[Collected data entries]
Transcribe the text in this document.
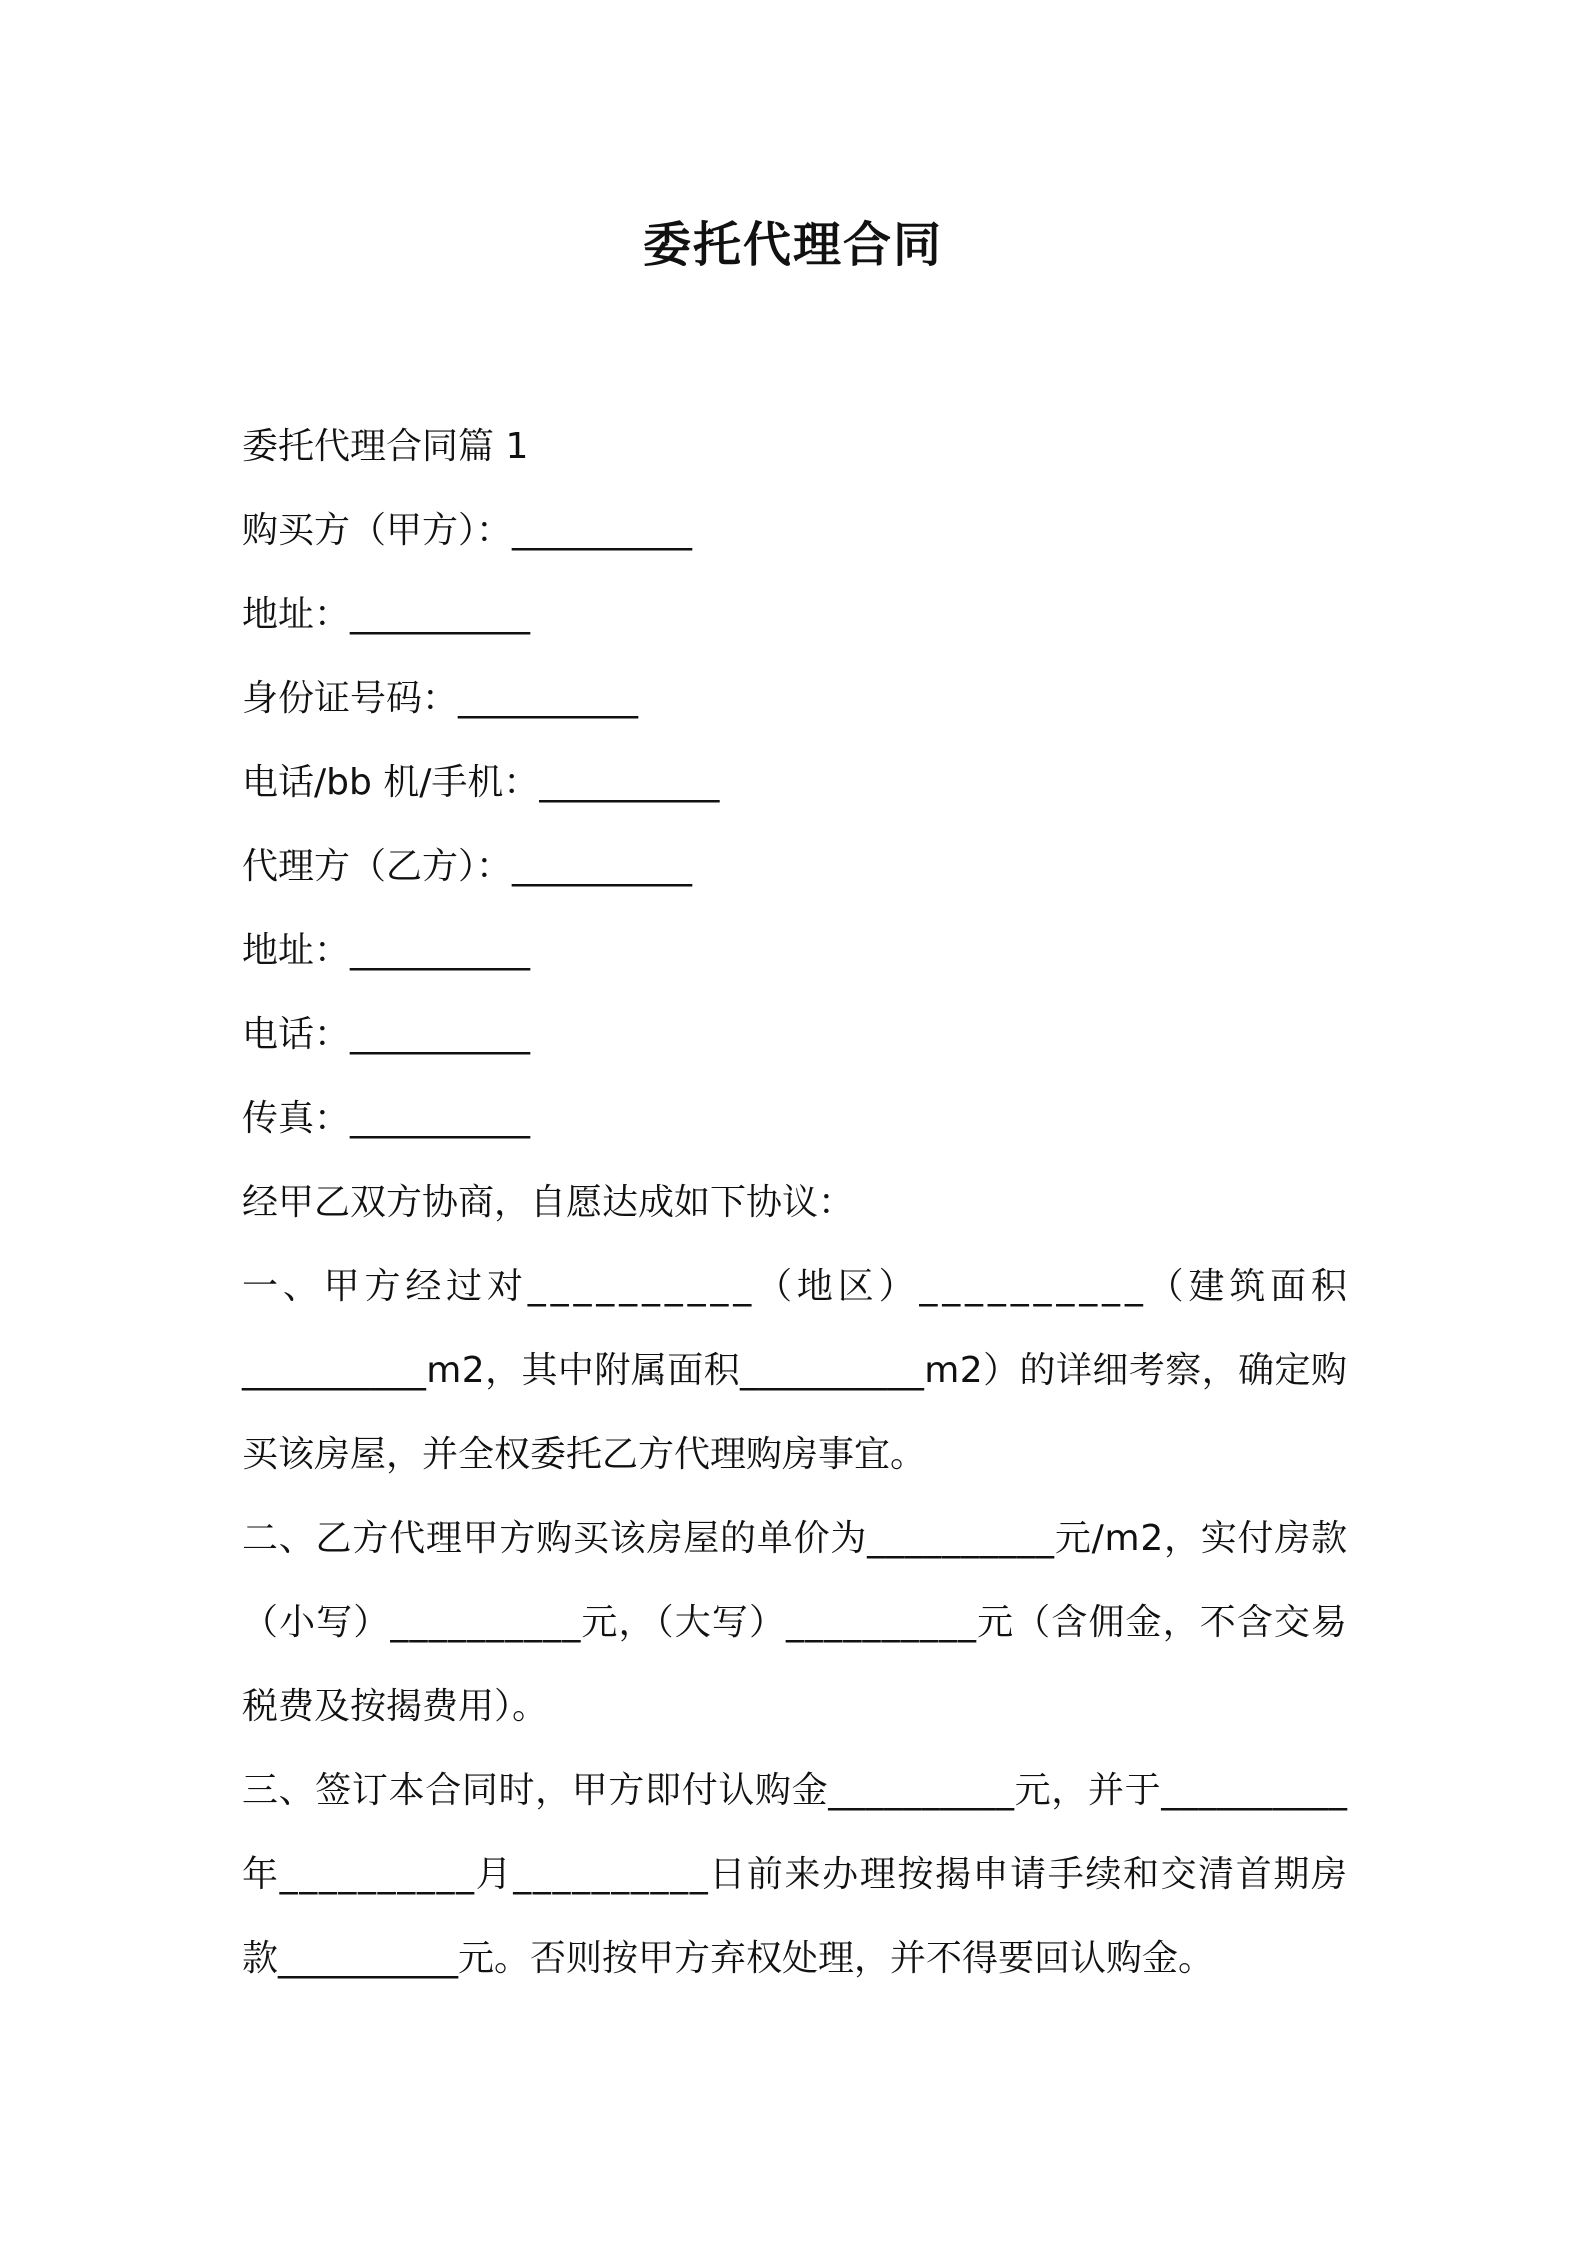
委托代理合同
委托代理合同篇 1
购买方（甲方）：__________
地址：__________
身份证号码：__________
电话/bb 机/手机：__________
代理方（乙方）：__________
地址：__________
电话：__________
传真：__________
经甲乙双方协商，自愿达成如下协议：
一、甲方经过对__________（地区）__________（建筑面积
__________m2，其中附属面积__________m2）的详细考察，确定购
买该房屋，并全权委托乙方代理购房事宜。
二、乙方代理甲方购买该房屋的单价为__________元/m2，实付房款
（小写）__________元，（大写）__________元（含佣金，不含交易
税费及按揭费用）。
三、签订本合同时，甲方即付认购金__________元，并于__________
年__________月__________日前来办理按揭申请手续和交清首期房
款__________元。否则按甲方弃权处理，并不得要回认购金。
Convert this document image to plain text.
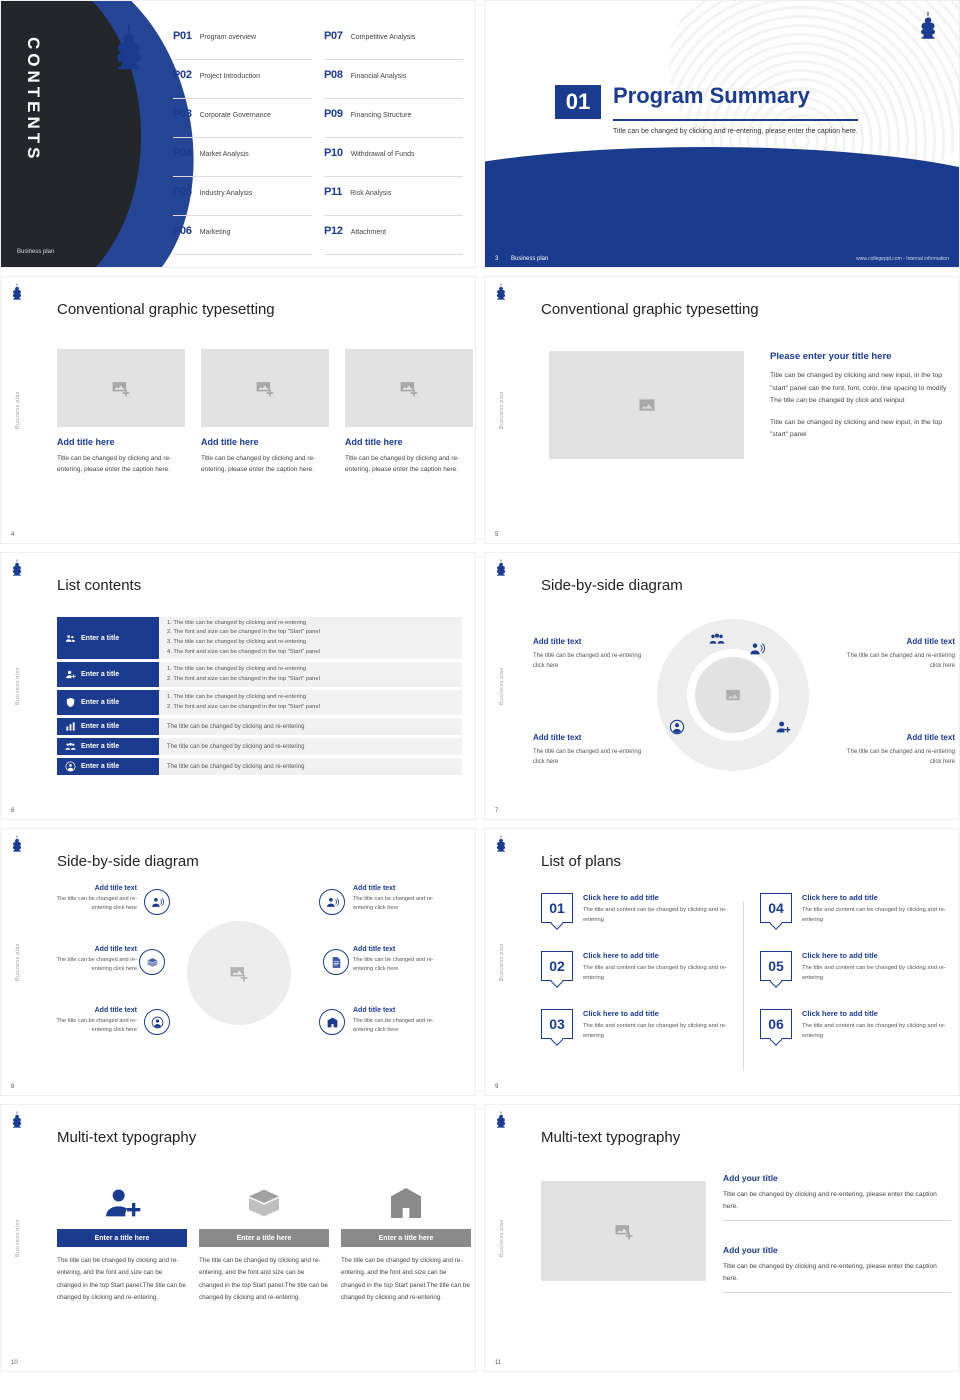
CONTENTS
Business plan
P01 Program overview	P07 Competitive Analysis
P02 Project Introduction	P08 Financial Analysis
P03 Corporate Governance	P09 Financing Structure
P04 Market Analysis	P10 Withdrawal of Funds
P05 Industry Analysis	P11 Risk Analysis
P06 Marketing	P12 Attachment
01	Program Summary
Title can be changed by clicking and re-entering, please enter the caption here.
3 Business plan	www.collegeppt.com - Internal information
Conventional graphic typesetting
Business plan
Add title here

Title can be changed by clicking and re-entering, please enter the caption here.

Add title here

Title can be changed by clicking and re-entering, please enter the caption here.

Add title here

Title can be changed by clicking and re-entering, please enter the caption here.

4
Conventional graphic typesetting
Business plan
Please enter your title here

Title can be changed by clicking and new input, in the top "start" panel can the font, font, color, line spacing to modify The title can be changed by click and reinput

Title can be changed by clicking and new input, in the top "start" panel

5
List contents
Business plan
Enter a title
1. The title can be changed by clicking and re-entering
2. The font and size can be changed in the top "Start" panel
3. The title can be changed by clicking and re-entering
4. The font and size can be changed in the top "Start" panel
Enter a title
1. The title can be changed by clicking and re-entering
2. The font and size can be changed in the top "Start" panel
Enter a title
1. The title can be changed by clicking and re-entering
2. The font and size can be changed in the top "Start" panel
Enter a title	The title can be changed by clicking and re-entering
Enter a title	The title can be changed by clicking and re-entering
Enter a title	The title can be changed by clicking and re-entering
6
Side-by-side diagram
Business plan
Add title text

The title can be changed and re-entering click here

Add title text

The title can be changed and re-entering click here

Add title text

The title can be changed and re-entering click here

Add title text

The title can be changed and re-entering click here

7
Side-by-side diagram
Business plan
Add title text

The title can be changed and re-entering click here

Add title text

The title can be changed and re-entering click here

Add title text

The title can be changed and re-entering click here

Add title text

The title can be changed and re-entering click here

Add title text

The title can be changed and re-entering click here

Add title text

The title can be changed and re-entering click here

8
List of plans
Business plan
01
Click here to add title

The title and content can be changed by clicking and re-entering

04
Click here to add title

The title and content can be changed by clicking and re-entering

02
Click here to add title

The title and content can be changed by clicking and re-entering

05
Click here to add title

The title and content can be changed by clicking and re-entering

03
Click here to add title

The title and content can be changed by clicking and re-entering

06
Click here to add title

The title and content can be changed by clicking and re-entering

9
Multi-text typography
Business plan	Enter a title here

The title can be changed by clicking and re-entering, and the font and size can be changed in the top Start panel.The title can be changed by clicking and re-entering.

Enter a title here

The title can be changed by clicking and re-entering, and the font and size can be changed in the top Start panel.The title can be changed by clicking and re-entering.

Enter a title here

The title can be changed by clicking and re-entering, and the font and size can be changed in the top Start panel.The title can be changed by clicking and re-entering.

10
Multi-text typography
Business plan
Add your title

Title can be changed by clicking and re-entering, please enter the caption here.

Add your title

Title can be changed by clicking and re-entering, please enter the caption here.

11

→ Goal
From the listing above, print every entry precisely and drop the pictures.

→ Solution to this exercise
Transcribe the text in this document.
委托代理合同
委托代理合同篇 1
购买方（甲方）：__________
地址：__________
身份证号码：__________
电话/bb 机/手机：__________
代理方（乙方）：__________
地址：__________
电话：__________
传真：__________
经甲乙双方协商，自愿达成如下协议：
一、甲方经过对__________（地区）__________（建筑面积
__________m2，其中附属面积__________m2）的详细考察，确定购
买该房屋，并全权委托乙方代理购房事宜。
二、乙方代理甲方购买该房屋的单价为__________元/m2，实付房款
（小写）__________元，（大写）__________元（含佣金，不含交易
税费及按揭费用）。
三、签订本合同时，甲方即付认购金__________元，并于__________
年__________月__________日前来办理按揭申请手续和交清首期房
款__________元。否则按甲方弃权处理，并不得要回认购金。
Convert this document image to plain text.
CONTENTS
Business plan
P01 Program overview	P07 Competitive Analysis
P02 Project Introduction	P08 Financial Analysis
P03 Corporate Governance	P09 Financing Structure
P04 Market Analysis	P10 Withdrawal of Funds
P05 Industry Analysis	P11 Risk Analysis
P06 Marketing	P12 Attachment
01	Program Summary
Title can be changed by clicking and re-entering, please enter the caption here.
3 Business plan	www.collegeppt.com - Internal information
Conventional graphic typesetting
Business plan
Add title here

Title can be changed by clicking and re-entering, please enter the caption here.

Add title here

Title can be changed by clicking and re-entering, please enter the caption here.

Add title here

Title can be changed by clicking and re-entering, please enter the caption here.

4
Conventional graphic typesetting
Business plan
Please enter your title here

Title can be changed by clicking and new input, in the top "start" panel can the font, font, color, line spacing to modify The title can be changed by click and reinput

Title can be changed by clicking and new input, in the top "start" panel

5
List contents
Business plan
Enter a title
1. The title can be changed by clicking and re-entering
2. The font and size can be changed in the top "Start" panel
3. The title can be changed by clicking and re-entering
4. The font and size can be changed in the top "Start" panel
Enter a title
1. The title can be changed by clicking and re-entering
2. The font and size can be changed in the top "Start" panel
Enter a title
1. The title can be changed by clicking and re-entering
2. The font and size can be changed in the top "Start" panel
Enter a title	The title can be changed by clicking and re-entering
Enter a title	The title can be changed by clicking and re-entering
Enter a title	The title can be changed by clicking and re-entering
6
Side-by-side diagram
Business plan
Add title text

The title can be changed and re-entering click here

Add title text

The title can be changed and re-entering click here

Add title text

The title can be changed and re-entering click here

Add title text

The title can be changed and re-entering click here

7
Side-by-side diagram
Business plan
Add title text

The title can be changed and re-entering click here

Add title text

The title can be changed and re-entering click here

Add title text

The title can be changed and re-entering click here

Add title text

The title can be changed and re-entering click here

Add title text

The title can be changed and re-entering click here

Add title text

The title can be changed and re-entering click here

8
List of plans
Business plan
01
Click here to add title

The title and content can be changed by clicking and re-entering

04
Click here to add title

The title and content can be changed by clicking and re-entering

02
Click here to add title

The title and content can be changed by clicking and re-entering

05
Click here to add title

The title and content can be changed by clicking and re-entering

03
Click here to add title

The title and content can be changed by clicking and re-entering

06
Click here to add title

The title and content can be changed by clicking and re-entering

9
Multi-text typography
Business plan	Enter a title here

The title can be changed by clicking and re-entering, and the font and size can be changed in the top Start panel.The title can be changed by clicking and re-entering.

Enter a title here

The title can be changed by clicking and re-entering, and the font and size can be changed in the top Start panel.The title can be changed by clicking and re-entering.

Enter a title here

The title can be changed by clicking and re-entering, and the font and size can be changed in the top Start panel.The title can be changed by clicking and re-entering.

10
Multi-text typography
Business plan
Add your title

Title can be changed by clicking and re-entering, please enter the caption here.

Add your title

Title can be changed by clicking and re-entering, please enter the caption here.

11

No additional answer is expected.